本文:
━━━━━━━━━━━━━━━━

「先送り政府ニッポン」の課題2
政府はただ手をこまねいているだけではない
財政状況は日増しに悪化していますが、もちろん政府は傍観しているわけではなく、さまざまな検討を行い、制度改良を進めています。その重要事項の一つが「医療や介護にかかる負担と給付の見直し」です。たとえば、2015年8月からは、一定以上の所得がある高齢者が、介護保険サービスを利用したときの自己負担割合を1割から2割に引き上げました。また、2016年11月25日の社会保障審議会介護保険部会では、高所得の高齢者に対して、介護サービス利用時の自己負担を現在の2割から3割に引き上げるなどの介護保険制度の見直しを提案しており、2018年度から実施されています。
さらに、医療保険制度に関しては、70歳以上の高額所得高齢者の医療費の自己負担上限額を引き上げや70歳以上を対象にした高額療養費の一部を段階的に廃止するなどの検討を進めています。
ただし、これらの取組は現行制度の根幹を維持したままでの微細な変更に過ぎない(入りと出の帳尻を合わせるまでには至っていない)ため、仮に制度改善を行えたとしても、社会保障関係費の増加を止めることはできません。現在進めている制度見直しがすべて実施できたとしても、年間5,000億円ペースで増え続けることが見込まれ、公的債務の拡大を止めるほどの効果は期待できないのです。

━━━━━━━━━━━━━━━━

指示:
上の社会保障と財政についての本文を、最後の文の次から書き継ぎなさい。

━━━━━━━━━━━━━━━━

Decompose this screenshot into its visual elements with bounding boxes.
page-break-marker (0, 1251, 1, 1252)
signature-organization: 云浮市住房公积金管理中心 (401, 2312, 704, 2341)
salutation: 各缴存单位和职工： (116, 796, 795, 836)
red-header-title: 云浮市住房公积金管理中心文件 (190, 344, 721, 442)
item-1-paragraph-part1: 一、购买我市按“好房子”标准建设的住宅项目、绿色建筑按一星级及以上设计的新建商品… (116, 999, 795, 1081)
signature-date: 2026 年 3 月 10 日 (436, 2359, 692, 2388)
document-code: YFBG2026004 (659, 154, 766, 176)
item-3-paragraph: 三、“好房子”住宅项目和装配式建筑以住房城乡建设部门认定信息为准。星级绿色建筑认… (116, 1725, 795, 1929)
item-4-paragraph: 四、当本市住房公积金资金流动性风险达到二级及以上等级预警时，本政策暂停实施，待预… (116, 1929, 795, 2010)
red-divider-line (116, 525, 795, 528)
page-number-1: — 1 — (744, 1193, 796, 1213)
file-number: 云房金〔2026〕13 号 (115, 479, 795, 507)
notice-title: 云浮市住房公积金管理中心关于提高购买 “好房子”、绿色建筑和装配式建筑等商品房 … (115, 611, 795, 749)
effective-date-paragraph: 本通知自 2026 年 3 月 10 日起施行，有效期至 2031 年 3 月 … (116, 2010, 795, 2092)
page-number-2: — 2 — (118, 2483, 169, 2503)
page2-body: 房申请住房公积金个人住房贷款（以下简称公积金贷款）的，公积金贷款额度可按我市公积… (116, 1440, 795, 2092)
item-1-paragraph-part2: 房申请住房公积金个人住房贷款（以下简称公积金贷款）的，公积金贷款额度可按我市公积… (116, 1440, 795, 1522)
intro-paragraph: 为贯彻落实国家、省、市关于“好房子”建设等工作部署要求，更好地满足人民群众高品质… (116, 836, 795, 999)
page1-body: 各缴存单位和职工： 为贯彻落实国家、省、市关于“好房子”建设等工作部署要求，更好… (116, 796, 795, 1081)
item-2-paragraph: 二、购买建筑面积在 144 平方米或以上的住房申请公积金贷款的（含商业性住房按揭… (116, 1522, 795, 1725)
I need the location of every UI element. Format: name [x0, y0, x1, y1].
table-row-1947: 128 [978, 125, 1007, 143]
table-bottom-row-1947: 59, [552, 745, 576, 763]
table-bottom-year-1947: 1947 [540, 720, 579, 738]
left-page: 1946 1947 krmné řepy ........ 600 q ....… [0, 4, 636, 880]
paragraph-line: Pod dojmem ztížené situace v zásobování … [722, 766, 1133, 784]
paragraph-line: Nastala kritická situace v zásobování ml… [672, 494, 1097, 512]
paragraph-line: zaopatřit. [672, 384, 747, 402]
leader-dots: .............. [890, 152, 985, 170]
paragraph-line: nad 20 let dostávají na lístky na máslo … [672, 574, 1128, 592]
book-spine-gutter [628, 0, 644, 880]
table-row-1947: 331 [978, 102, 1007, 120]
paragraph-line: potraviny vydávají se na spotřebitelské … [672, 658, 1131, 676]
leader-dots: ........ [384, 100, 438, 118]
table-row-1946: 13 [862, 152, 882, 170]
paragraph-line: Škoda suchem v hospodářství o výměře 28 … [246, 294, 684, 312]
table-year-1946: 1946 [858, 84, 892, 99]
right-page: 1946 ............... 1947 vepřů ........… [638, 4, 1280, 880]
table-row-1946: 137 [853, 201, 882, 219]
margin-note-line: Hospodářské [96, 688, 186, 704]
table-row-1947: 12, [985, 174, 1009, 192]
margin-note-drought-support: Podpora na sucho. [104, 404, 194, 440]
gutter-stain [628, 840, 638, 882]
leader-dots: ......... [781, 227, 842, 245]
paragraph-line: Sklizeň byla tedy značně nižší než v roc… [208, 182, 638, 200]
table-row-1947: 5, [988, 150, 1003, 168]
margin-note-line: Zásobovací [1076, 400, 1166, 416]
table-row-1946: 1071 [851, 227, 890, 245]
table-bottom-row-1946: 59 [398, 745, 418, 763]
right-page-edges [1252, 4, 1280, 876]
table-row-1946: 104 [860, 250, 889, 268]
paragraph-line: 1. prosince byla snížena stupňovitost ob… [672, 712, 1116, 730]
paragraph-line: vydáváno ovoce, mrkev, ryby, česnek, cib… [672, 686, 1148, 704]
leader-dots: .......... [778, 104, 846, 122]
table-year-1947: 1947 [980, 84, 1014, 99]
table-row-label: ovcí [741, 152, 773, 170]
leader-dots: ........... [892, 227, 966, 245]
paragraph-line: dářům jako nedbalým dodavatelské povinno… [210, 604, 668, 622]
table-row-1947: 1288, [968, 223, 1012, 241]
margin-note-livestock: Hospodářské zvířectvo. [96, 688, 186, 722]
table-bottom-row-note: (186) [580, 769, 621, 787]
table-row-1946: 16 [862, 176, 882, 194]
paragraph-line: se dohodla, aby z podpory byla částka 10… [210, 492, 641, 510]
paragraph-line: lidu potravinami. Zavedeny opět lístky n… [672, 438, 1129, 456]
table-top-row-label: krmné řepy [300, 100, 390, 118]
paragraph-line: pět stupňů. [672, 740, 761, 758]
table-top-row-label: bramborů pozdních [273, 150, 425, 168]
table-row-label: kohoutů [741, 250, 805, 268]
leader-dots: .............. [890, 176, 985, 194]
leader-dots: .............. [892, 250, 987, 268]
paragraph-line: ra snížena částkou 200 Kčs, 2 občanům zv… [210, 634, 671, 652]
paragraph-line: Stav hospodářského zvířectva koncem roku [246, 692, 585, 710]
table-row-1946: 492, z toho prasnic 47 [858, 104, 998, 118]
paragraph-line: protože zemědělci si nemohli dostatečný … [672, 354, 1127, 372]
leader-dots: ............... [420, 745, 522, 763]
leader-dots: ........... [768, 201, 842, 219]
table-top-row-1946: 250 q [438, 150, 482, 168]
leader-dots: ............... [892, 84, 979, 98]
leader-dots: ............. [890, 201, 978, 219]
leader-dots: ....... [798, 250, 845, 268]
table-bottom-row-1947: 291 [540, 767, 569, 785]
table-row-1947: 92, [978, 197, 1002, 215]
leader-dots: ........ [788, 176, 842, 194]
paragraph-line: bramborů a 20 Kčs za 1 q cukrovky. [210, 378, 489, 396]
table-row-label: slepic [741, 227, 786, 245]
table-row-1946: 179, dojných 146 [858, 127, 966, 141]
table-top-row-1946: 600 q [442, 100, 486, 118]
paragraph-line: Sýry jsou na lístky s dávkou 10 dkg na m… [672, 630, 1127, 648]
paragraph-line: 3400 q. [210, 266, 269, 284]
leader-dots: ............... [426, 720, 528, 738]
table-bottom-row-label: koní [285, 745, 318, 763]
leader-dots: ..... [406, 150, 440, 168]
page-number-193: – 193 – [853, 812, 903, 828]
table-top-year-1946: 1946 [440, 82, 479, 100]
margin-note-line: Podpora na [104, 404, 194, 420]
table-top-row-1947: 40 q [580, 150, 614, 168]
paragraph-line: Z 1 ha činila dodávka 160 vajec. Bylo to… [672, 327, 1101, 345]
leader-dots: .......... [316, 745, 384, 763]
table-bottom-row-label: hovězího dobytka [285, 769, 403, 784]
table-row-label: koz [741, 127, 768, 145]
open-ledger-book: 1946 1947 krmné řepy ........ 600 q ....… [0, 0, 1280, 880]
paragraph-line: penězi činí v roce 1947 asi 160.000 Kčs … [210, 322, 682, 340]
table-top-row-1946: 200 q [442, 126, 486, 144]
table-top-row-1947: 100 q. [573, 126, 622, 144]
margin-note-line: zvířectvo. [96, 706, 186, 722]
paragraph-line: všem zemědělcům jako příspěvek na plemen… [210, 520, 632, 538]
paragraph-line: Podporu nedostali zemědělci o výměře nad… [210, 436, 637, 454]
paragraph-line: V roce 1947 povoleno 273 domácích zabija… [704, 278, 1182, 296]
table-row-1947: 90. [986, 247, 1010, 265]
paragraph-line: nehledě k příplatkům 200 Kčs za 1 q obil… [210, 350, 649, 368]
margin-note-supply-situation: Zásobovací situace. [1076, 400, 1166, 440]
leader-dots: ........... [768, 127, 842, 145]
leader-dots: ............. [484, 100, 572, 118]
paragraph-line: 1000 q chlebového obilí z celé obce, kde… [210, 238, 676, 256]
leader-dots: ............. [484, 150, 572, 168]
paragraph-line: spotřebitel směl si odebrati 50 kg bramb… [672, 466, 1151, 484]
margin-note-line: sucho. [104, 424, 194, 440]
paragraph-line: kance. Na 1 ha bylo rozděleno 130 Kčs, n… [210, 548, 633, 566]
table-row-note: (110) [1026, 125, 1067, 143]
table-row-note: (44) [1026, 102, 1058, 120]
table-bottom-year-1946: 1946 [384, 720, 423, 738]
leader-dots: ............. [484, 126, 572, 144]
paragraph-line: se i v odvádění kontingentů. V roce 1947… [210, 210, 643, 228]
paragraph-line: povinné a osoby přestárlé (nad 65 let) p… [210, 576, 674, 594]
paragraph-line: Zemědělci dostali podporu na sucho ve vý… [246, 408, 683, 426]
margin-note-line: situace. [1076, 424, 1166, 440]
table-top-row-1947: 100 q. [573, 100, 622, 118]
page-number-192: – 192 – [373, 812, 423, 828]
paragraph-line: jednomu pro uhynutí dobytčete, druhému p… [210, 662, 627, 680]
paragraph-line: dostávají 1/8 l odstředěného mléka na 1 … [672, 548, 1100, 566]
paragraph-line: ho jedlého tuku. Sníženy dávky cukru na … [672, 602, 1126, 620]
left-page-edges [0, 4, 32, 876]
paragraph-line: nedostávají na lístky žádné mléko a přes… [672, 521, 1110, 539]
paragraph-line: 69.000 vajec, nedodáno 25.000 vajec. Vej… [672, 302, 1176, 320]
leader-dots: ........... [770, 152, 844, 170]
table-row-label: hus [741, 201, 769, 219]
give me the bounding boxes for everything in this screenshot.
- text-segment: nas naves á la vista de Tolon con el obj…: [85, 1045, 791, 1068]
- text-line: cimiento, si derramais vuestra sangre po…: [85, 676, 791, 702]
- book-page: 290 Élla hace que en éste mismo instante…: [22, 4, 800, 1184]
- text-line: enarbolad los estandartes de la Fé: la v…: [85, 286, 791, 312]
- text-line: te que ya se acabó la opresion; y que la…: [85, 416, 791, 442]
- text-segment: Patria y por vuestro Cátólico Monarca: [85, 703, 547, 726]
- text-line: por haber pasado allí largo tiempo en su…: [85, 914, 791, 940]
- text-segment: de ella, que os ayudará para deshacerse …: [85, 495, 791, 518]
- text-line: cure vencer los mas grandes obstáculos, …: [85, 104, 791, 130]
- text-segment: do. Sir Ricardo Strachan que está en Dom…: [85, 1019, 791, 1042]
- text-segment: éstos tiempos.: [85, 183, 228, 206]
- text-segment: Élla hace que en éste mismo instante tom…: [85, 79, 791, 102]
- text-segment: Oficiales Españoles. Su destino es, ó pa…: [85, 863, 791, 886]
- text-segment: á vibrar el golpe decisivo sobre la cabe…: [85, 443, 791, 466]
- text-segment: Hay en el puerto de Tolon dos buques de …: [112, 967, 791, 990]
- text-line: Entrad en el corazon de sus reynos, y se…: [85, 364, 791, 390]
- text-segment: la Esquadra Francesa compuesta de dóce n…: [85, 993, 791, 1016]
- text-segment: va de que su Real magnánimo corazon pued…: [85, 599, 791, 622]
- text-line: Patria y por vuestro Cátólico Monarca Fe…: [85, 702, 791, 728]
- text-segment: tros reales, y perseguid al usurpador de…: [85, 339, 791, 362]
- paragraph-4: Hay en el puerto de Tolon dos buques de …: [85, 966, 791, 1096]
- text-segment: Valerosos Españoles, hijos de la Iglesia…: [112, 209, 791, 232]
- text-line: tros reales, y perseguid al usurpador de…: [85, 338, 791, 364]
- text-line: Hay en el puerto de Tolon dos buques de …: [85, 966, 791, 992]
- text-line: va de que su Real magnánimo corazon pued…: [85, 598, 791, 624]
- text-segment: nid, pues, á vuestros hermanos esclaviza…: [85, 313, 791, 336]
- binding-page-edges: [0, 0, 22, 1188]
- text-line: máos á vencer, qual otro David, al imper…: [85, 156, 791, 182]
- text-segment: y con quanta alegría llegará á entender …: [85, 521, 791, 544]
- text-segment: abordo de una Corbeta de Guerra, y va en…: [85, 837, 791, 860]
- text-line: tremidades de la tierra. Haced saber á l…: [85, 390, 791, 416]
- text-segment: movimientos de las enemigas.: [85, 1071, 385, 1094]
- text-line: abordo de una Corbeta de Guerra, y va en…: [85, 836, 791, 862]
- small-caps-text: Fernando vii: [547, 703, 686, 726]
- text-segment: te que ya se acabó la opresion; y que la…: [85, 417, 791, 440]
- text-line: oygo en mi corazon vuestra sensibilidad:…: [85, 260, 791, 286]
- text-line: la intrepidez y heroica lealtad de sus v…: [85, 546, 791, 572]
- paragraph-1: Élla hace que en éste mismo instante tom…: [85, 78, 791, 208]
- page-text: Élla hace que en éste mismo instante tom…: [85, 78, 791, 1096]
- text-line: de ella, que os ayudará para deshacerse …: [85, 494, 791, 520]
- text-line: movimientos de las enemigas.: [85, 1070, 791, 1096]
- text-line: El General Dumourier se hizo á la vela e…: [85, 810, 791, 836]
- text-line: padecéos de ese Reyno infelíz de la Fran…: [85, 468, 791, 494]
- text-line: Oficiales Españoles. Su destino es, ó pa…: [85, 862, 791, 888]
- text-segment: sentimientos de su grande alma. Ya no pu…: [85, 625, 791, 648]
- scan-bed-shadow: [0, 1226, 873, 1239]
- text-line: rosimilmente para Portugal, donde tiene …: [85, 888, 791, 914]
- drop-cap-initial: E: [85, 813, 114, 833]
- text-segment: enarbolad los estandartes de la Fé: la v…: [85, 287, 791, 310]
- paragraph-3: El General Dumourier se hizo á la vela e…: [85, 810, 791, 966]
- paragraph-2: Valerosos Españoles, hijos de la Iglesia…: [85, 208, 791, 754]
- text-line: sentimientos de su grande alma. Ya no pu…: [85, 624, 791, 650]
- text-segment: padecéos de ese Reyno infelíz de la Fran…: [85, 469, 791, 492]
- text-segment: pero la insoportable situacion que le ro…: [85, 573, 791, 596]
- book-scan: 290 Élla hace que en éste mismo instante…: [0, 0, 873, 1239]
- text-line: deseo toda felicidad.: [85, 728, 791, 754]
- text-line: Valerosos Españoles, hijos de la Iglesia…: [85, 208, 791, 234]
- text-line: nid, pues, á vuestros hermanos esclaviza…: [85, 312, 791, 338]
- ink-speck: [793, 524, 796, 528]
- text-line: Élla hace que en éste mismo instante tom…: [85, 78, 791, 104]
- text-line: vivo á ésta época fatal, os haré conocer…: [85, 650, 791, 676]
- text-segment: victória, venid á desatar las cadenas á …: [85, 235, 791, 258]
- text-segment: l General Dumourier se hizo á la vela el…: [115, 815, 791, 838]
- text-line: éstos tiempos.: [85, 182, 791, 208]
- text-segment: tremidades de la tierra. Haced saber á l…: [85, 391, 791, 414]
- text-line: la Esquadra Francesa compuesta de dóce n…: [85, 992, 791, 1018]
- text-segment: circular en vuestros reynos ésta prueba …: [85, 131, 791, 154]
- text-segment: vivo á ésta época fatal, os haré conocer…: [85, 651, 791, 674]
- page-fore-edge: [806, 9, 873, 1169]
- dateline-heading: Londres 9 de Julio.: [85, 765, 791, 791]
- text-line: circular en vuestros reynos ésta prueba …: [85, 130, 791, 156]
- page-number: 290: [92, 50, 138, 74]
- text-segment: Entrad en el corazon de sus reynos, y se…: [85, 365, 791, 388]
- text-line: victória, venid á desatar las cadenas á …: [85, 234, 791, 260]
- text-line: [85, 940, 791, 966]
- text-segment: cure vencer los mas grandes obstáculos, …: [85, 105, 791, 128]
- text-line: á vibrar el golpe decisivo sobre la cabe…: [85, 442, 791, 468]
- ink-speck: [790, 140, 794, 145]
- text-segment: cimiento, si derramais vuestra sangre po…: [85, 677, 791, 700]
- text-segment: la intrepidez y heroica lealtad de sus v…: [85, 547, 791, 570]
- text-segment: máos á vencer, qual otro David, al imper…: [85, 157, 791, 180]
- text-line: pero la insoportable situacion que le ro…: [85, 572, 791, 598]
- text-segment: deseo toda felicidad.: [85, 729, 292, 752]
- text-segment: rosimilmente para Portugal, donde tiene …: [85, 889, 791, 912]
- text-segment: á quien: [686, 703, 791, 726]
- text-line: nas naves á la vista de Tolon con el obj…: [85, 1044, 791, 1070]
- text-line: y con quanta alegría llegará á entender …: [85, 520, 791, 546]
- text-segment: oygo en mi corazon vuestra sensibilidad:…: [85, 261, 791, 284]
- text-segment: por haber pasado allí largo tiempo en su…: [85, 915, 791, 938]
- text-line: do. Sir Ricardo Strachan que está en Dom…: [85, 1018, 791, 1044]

━━━━━━━━━━━━━━━━

解答:
将来世代の富を前借する現世代の罪
「借金」とは将来の国民の納税によって得られる収入を先取りすることを意味し、「社会保障」の大半が高齢層に支払われていることを考えると、現在の子どもたちやこれから生まれてくる国民が稼ぐであろう所得などから得られる未来の税金を、毎年30兆円規模で、現在の高齢層の収入に移転し続けているような状態となっています。子どもから年寄りへのプレゼントを行い続けていることになります。何とも鷹揚な子どもたちと思いきや、よく考えてみれば、30年後の主たる稼ぎ手や納税者は、現段階では選挙権はありませんし、まだ生まれてもいない人も含まれます。シルバー民主主義の弊害が顕著に表れている例といえます。
これを10年間続ければ300兆円ものお金を世代間で移転させることになります。これは日本国家の一般会計予算の3倍以上の規模です。
ただしこのことは日本特有の問題ではなく、先進諸国に先駆けて少子高齢化の進む国だからこそ、福祉国家としての問題が先鋭化している面が大きいです。福祉国家化が財政の持続性に赤信号を点すのは他国も時間の問題でしょう。われわれ人類が一丸となって、この問題に取り組む必要があるのです。